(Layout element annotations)
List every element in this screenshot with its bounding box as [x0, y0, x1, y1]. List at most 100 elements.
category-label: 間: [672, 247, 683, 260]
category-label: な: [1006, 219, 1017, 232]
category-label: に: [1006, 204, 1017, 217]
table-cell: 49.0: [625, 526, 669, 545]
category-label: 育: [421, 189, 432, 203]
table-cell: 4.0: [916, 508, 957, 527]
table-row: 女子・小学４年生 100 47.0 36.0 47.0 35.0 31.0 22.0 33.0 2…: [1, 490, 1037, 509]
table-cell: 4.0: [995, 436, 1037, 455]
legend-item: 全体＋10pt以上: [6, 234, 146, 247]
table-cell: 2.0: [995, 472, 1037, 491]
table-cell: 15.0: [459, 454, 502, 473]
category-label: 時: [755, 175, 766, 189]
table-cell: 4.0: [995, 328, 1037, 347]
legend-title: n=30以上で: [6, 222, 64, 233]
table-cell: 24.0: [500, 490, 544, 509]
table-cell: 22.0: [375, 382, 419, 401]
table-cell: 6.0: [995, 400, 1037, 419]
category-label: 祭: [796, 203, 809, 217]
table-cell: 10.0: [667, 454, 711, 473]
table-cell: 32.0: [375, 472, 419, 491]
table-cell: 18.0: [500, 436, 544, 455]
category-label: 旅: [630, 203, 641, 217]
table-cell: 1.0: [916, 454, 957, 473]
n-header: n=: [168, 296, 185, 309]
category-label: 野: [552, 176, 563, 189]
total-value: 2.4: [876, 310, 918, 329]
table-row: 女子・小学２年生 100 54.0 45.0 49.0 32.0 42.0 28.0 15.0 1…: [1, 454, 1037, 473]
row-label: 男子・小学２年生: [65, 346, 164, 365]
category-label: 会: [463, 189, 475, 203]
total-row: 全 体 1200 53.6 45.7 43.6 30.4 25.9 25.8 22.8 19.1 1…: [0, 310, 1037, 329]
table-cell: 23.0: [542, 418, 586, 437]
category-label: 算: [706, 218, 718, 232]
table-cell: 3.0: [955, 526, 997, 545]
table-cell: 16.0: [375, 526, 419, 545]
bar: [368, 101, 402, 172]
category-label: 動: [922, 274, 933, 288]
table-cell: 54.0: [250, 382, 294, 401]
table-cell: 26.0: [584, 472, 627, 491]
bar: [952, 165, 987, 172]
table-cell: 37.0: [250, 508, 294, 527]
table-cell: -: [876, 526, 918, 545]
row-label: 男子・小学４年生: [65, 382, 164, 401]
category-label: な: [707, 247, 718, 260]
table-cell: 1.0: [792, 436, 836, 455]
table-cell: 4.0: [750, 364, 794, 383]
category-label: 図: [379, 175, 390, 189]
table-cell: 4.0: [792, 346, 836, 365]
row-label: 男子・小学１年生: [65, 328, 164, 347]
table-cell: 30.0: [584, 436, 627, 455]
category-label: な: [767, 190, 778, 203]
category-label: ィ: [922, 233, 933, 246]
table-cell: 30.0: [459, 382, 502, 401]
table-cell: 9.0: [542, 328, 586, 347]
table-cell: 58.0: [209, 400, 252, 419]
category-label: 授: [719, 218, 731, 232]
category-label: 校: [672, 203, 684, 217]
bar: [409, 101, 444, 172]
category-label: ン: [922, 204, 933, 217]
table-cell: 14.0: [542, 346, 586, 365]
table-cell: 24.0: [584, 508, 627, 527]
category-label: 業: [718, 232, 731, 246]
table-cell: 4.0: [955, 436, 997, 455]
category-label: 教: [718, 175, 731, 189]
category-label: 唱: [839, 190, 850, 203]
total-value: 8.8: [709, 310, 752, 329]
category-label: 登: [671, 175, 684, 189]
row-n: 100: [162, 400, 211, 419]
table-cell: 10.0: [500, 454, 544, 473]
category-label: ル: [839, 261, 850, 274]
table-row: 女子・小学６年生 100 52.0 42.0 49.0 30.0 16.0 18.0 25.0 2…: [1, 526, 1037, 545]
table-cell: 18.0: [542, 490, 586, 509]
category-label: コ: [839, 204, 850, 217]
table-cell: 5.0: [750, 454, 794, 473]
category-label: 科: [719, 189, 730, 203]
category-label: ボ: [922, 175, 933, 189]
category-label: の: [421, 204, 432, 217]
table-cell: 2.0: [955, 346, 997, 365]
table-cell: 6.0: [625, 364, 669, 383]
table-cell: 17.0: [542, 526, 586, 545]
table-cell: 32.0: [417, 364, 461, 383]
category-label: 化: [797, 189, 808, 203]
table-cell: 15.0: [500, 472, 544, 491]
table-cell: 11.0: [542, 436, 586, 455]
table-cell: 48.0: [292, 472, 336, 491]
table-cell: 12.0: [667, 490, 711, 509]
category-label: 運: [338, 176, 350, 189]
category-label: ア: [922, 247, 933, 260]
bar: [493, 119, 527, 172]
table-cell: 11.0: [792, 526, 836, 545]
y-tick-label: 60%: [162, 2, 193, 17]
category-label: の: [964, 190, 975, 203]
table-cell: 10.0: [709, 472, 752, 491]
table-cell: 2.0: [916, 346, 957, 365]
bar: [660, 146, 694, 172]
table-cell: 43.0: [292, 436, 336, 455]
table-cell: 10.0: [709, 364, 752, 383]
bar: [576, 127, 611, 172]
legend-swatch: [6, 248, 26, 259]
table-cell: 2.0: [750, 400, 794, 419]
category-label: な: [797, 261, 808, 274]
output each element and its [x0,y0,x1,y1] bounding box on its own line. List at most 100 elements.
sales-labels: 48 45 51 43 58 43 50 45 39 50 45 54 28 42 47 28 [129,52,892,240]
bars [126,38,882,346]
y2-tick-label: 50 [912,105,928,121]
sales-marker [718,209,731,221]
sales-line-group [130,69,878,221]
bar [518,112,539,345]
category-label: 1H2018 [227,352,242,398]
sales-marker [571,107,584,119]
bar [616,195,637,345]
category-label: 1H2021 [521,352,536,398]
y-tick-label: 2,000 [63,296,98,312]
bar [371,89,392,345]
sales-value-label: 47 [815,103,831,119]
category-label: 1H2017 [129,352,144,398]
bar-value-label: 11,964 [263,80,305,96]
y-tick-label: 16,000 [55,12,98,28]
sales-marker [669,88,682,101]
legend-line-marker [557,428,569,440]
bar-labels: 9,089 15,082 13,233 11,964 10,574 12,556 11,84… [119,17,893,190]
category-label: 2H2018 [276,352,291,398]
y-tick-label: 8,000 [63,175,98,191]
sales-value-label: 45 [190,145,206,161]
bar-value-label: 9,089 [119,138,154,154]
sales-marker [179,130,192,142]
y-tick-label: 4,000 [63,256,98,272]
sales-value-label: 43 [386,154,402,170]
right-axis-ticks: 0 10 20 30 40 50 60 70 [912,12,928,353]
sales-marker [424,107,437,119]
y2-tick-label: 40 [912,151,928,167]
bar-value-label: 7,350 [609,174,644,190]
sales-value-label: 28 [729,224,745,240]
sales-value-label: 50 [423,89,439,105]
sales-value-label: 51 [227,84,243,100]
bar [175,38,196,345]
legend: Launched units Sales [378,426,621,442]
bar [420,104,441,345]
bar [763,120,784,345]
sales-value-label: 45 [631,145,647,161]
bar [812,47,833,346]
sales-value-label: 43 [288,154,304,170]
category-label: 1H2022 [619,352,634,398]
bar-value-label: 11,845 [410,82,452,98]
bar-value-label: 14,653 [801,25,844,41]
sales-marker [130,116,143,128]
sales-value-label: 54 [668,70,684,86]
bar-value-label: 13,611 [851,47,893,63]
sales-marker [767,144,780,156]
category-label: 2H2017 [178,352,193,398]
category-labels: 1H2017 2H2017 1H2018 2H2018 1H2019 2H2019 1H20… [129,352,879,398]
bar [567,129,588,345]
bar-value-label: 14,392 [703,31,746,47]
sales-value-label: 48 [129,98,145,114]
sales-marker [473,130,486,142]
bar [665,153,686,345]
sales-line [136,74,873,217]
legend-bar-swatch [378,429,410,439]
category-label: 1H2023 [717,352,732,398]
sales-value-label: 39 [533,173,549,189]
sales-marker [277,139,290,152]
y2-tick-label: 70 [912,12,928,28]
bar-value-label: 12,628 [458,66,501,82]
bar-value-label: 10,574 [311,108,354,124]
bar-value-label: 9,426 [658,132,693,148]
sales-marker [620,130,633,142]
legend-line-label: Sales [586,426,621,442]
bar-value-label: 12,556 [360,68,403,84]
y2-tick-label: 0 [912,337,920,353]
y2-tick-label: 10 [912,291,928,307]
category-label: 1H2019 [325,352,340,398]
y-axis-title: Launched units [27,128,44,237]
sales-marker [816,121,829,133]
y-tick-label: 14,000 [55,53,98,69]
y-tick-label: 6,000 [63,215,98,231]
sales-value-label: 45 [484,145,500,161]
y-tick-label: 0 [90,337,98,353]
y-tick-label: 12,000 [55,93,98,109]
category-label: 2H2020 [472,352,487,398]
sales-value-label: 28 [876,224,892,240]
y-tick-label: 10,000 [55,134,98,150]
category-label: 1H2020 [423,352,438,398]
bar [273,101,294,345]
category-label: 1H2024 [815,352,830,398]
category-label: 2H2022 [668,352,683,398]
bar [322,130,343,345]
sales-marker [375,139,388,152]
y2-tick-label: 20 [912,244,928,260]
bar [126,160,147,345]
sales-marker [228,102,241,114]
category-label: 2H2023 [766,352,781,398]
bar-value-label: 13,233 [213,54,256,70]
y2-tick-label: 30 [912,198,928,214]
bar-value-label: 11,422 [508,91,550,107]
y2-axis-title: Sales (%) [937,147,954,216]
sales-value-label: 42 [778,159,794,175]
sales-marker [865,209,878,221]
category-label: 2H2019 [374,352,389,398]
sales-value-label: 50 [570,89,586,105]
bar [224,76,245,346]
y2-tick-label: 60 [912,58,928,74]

**Challenge:**
Rewrite everything from the start of the records down to the line containing "table-cell: 22.0: [375, 382, 419, 401]" as a JSON list of strings, one string per line, omitting any blank lines.

**Output of the task:**
[
  "List every element in this screenshot with its bounding box as [x0, y0, x1, y1]. List at most 100 elements.",
  "category-label: 間: [672, 247, 683, 260]",
  "category-label: な: [1006, 219, 1017, 232]",
  "category-label: に: [1006, 204, 1017, 217]",
  "table-cell: 49.0: [625, 526, 669, 545]",
  "category-label: 育: [421, 189, 432, 203]",
  "table-cell: 4.0: [916, 508, 957, 527]",
  "table-row: 女子・小学４年生 100 47.0 36.0 47.0 35.0 31.0 22.0 33.0 2…: [1, 490, 1037, 509]",
  "table-cell: 4.0: [995, 436, 1037, 455]",
  "legend-item: 全体＋10pt以上: [6, 234, 146, 247]",
  "table-cell: 2.0: [995, 472, 1037, 491]",
  "table-cell: 15.0: [459, 454, 502, 473]",
  "category-label: 時: [755, 175, 766, 189]",
  "table-cell: 4.0: [995, 328, 1037, 347]",
  "legend-title: n=30以上で: [6, 222, 64, 233]",
  "table-cell: 24.0: [500, 490, 544, 509]",
  "table-cell: 22.0: [375, 382, 419, 401]"
]